▶ Stored rows
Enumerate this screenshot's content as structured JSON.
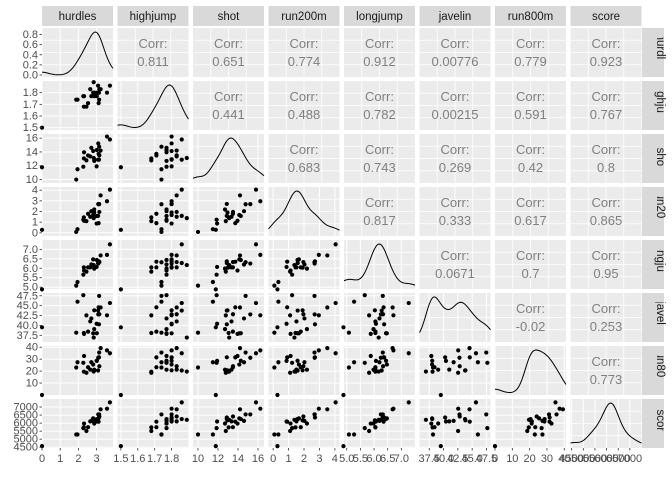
{
  "chart_data": {
    "type": "scatter",
    "variables": [
      "hurdles",
      "highjump",
      "shot",
      "run200m",
      "longjump",
      "javelin",
      "run800m",
      "score"
    ],
    "strip_labels": [
      "hurdles",
      "highjump",
      "shot",
      "run200m",
      "longjump",
      "javelin",
      "run800m",
      "score"
    ],
    "corr_label": "Corr:",
    "corr_matrix": [
      [
        null,
        "0.811",
        "0.651",
        "0.774",
        "0.912",
        "0.00776",
        "0.779",
        "0.923"
      ],
      [
        null,
        null,
        "0.441",
        "0.488",
        "0.782",
        "0.00215",
        "0.591",
        "0.767"
      ],
      [
        null,
        null,
        null,
        "0.683",
        "0.743",
        "0.269",
        "0.42",
        "0.8"
      ],
      [
        null,
        null,
        null,
        null,
        "0.817",
        "0.333",
        "0.617",
        "0.865"
      ],
      [
        null,
        null,
        null,
        null,
        null,
        "0.0671",
        "0.7",
        "0.95"
      ],
      [
        null,
        null,
        null,
        null,
        null,
        null,
        "-0.02",
        "0.253"
      ],
      [
        null,
        null,
        null,
        null,
        null,
        null,
        null,
        "0.773"
      ],
      [
        null,
        null,
        null,
        null,
        null,
        null,
        null,
        null
      ]
    ],
    "ranges": [
      [
        0,
        3.9
      ],
      [
        1.48,
        1.9
      ],
      [
        9.5,
        16.6
      ],
      [
        -0.3,
        4.3
      ],
      [
        4.9,
        7.5
      ],
      [
        35.8,
        48.2
      ],
      [
        0,
        41
      ],
      [
        4450,
        7500
      ]
    ],
    "y_ticks": [
      [
        "0.0",
        "0.2",
        "0.4",
        "0.6",
        "0.8"
      ],
      [
        "1.5",
        "1.6",
        "1.7",
        "1.8"
      ],
      [
        "10",
        "12",
        "14",
        "16"
      ],
      [
        "0",
        "1",
        "2",
        "3",
        "4"
      ],
      [
        "5.0",
        "5.5",
        "6.0",
        "6.5",
        "7.0"
      ],
      [
        "37.5",
        "40.0",
        "42.5",
        "45.0",
        "47.5"
      ],
      [
        "10",
        "20",
        "30",
        "40"
      ],
      [
        "4500",
        "5000",
        "5500",
        "6000",
        "6500",
        "7000"
      ]
    ],
    "x_ticks": [
      [
        "0",
        "1",
        "2",
        "3"
      ],
      [
        "1.5",
        "1.6",
        "1.7",
        "1.8"
      ],
      [
        "10",
        "12",
        "14",
        "16"
      ],
      [
        "0",
        "1",
        "2",
        "3",
        "4"
      ],
      [
        "5.0",
        "5.5",
        "6.0",
        "6.5",
        "7.0"
      ],
      [
        "37.5",
        "40.0",
        "42.5",
        "45.0",
        "47.5"
      ],
      [
        "0",
        "10",
        "20",
        "30",
        "40"
      ],
      [
        "4500",
        "5000",
        "5500",
        "6000",
        "6500",
        "7000"
      ]
    ],
    "observations": [
      [
        3.73,
        1.86,
        15.8,
        4.05,
        7.27,
        45.66,
        34.92,
        7291
      ],
      [
        3.57,
        1.8,
        16.23,
        2.96,
        6.71,
        42.56,
        37.31,
        6897
      ],
      [
        3.22,
        1.83,
        14.2,
        3.51,
        6.68,
        44.54,
        39.23,
        6858
      ],
      [
        3.09,
        1.8,
        15.23,
        2.69,
        6.25,
        42.78,
        31.19,
        6540
      ],
      [
        3.14,
        1.74,
        14.76,
        2.68,
        6.32,
        47.46,
        35.53,
        6540
      ],
      [
        3.15,
        1.83,
        13.5,
        1.96,
        6.33,
        42.82,
        24.08,
        6411
      ],
      [
        3.13,
        1.8,
        12.88,
        2.71,
        6.37,
        40.28,
        31.54,
        6351
      ],
      [
        2.81,
        1.8,
        14.13,
        1.67,
        6.47,
        38.0,
        25.47,
        6297
      ],
      [
        3.01,
        1.77,
        14.28,
        1.58,
        6.44,
        38.02,
        28.66,
        6252
      ],
      [
        3.08,
        1.86,
        12.88,
        1.59,
        6.28,
        43.76,
        20.49,
        6252
      ],
      [
        2.84,
        1.89,
        13.12,
        1.38,
        6.17,
        36.92,
        19.63,
        6205
      ],
      [
        2.87,
        1.8,
        12.95,
        1.91,
        6.03,
        43.82,
        20.67,
        6171
      ],
      [
        2.71,
        1.77,
        14.6,
        2.03,
        6.2,
        41.76,
        27.4,
        6137
      ],
      [
        2.65,
        1.83,
        13.35,
        1.51,
        6.05,
        41.0,
        21.27,
        6109
      ],
      [
        3.0,
        1.8,
        11.91,
        0.87,
        6.07,
        40.42,
        28.56,
        6101
      ],
      [
        3.11,
        1.71,
        13.73,
        0.91,
        6.35,
        44.58,
        31.5,
        6087
      ],
      [
        2.87,
        1.77,
        12.7,
        2.19,
        5.98,
        39.06,
        21.17,
        5975
      ],
      [
        2.31,
        1.77,
        13.95,
        1.13,
        5.88,
        37.86,
        32.62,
        5972
      ],
      [
        2.53,
        1.71,
        13.49,
        1.79,
        6.05,
        38.42,
        23.25,
        5746
      ],
      [
        2.3,
        1.68,
        13.06,
        1.45,
        6.05,
        38.08,
        19.51,
        5734
      ],
      [
        2.27,
        1.77,
        11.86,
        1.23,
        5.66,
        47.65,
        26.93,
        5686
      ],
      [
        2.44,
        1.68,
        12.78,
        1.1,
        5.82,
        42.54,
        18.63,
        5508
      ],
      [
        1.95,
        1.74,
        11.49,
        0.34,
        5.27,
        46.0,
        27.39,
        5290
      ],
      [
        1.88,
        1.74,
        10.0,
        0.08,
        5.08,
        38.16,
        23.0,
        5289
      ],
      [
        0.0,
        1.5,
        11.78,
        0.28,
        4.88,
        39.52,
        0.0,
        4566
      ]
    ],
    "density_peaks": [
      2.95,
      1.82,
      13.3,
      1.7,
      6.3,
      39,
      29,
      6150
    ],
    "background": "#ebebeb",
    "strip_fill": "#d9d9d9",
    "grid_color": "#ffffff",
    "point_color": "#000000",
    "corr_color": "#7f7f7f"
  }
}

▶ Short task
Quote all the lines above exactly as given. Do not include the pictures.

▶ Task solution
Enumerate this screenshot's content as structured JSON.
{
  "chart_data": {
    "type": "scatter",
    "variables": [
      "hurdles",
      "highjump",
      "shot",
      "run200m",
      "longjump",
      "javelin",
      "run800m",
      "score"
    ],
    "strip_labels": [
      "hurdles",
      "highjump",
      "shot",
      "run200m",
      "longjump",
      "javelin",
      "run800m",
      "score"
    ],
    "corr_label": "Corr:",
    "corr_matrix": [
      [
        null,
        "0.811",
        "0.651",
        "0.774",
        "0.912",
        "0.00776",
        "0.779",
        "0.923"
      ],
      [
        null,
        null,
        "0.441",
        "0.488",
        "0.782",
        "0.00215",
        "0.591",
        "0.767"
      ],
      [
        null,
        null,
        null,
        "0.683",
        "0.743",
        "0.269",
        "0.42",
        "0.8"
      ],
      [
        null,
        null,
        null,
        null,
        "0.817",
        "0.333",
        "0.617",
        "0.865"
      ],
      [
        null,
        null,
        null,
        null,
        null,
        "0.0671",
        "0.7",
        "0.95"
      ],
      [
        null,
        null,
        null,
        null,
        null,
        null,
        "-0.02",
        "0.253"
      ],
      [
        null,
        null,
        null,
        null,
        null,
        null,
        null,
        "0.773"
      ],
      [
        null,
        null,
        null,
        null,
        null,
        null,
        null,
        null
      ]
    ],
    "ranges": [
      [
        0,
        3.9
      ],
      [
        1.48,
        1.9
      ],
      [
        9.5,
        16.6
      ],
      [
        -0.3,
        4.3
      ],
      [
        4.9,
        7.5
      ],
      [
        35.8,
        48.2
      ],
      [
        0,
        41
      ],
      [
        4450,
        7500
      ]
    ],
    "y_ticks": [
      [
        "0.0",
        "0.2",
        "0.4",
        "0.6",
        "0.8"
      ],
      [
        "1.5",
        "1.6",
        "1.7",
        "1.8"
      ],
      [
        "10",
        "12",
        "14",
        "16"
      ],
      [
        "0",
        "1",
        "2",
        "3",
        "4"
      ],
      [
        "5.0",
        "5.5",
        "6.0",
        "6.5",
        "7.0"
      ],
      [
        "37.5",
        "40.0",
        "42.5",
        "45.0",
        "47.5"
      ],
      [
        "10",
        "20",
        "30",
        "40"
      ],
      [
        "4500",
        "5000",
        "5500",
        "6000",
        "6500",
        "7000"
      ]
    ],
    "x_ticks": [
      [
        "0",
        "1",
        "2",
        "3"
      ],
      [
        "1.5",
        "1.6",
        "1.7",
        "1.8"
      ],
      [
        "10",
        "12",
        "14",
        "16"
      ],
      [
        "0",
        "1",
        "2",
        "3",
        "4"
      ],
      [
        "5.0",
        "5.5",
        "6.0",
        "6.5",
        "7.0"
      ],
      [
        "37.5",
        "40.0",
        "42.5",
        "45.0",
        "47.5"
      ],
      [
        "0",
        "10",
        "20",
        "30",
        "40"
      ],
      [
        "4500",
        "5000",
        "5500",
        "6000",
        "6500",
        "7000"
      ]
    ],
    "observations": [
      [
        3.73,
        1.86,
        15.8,
        4.05,
        7.27,
        45.66,
        34.92,
        7291
      ],
      [
        3.57,
        1.8,
        16.23,
        2.96,
        6.71,
        42.56,
        37.31,
        6897
      ],
      [
        3.22,
        1.83,
        14.2,
        3.51,
        6.68,
        44.54,
        39.23,
        6858
      ],
      [
        3.09,
        1.8,
        15.23,
        2.69,
        6.25,
        42.78,
        31.19,
        6540
      ],
      [
        3.14,
        1.74,
        14.76,
        2.68,
        6.32,
        47.46,
        35.53,
        6540
      ],
      [
        3.15,
        1.83,
        13.5,
        1.96,
        6.33,
        42.82,
        24.08,
        6411
      ],
      [
        3.13,
        1.8,
        12.88,
        2.71,
        6.37,
        40.28,
        31.54,
        6351
      ],
      [
        2.81,
        1.8,
        14.13,
        1.67,
        6.47,
        38.0,
        25.47,
        6297
      ],
      [
        3.01,
        1.77,
        14.28,
        1.58,
        6.44,
        38.02,
        28.66,
        6252
      ],
      [
        3.08,
        1.86,
        12.88,
        1.59,
        6.28,
        43.76,
        20.49,
        6252
      ],
      [
        2.84,
        1.89,
        13.12,
        1.38,
        6.17,
        36.92,
        19.63,
        6205
      ],
      [
        2.87,
        1.8,
        12.95,
        1.91,
        6.03,
        43.82,
        20.67,
        6171
      ],
      [
        2.71,
        1.77,
        14.6,
        2.03,
        6.2,
        41.76,
        27.4,
        6137
      ],
      [
        2.65,
        1.83,
        13.35,
        1.51,
        6.05,
        41.0,
        21.27,
        6109
      ],
      [
        3.0,
        1.8,
        11.91,
        0.87,
        6.07,
        40.42,
        28.56,
        6101
      ],
      [
        3.11,
        1.71,
        13.73,
        0.91,
        6.35,
        44.58,
        31.5,
        6087
      ],
      [
        2.87,
        1.77,
        12.7,
        2.19,
        5.98,
        39.06,
        21.17,
        5975
      ],
      [
        2.31,
        1.77,
        13.95,
        1.13,
        5.88,
        37.86,
        32.62,
        5972
      ],
      [
        2.53,
        1.71,
        13.49,
        1.79,
        6.05,
        38.42,
        23.25,
        5746
      ],
      [
        2.3,
        1.68,
        13.06,
        1.45,
        6.05,
        38.08,
        19.51,
        5734
      ],
      [
        2.27,
        1.77,
        11.86,
        1.23,
        5.66,
        47.65,
        26.93,
        5686
      ],
      [
        2.44,
        1.68,
        12.78,
        1.1,
        5.82,
        42.54,
        18.63,
        5508
      ],
      [
        1.95,
        1.74,
        11.49,
        0.34,
        5.27,
        46.0,
        27.39,
        5290
      ],
      [
        1.88,
        1.74,
        10.0,
        0.08,
        5.08,
        38.16,
        23.0,
        5289
      ],
      [
        0.0,
        1.5,
        11.78,
        0.28,
        4.88,
        39.52,
        0.0,
        4566
      ]
    ],
    "density_peaks": [
      2.95,
      1.82,
      13.3,
      1.7,
      6.3,
      39,
      29,
      6150
    ],
    "background": "#ebebeb",
    "strip_fill": "#d9d9d9",
    "grid_color": "#ffffff",
    "point_color": "#000000",
    "corr_color": "#7f7f7f"
  }
}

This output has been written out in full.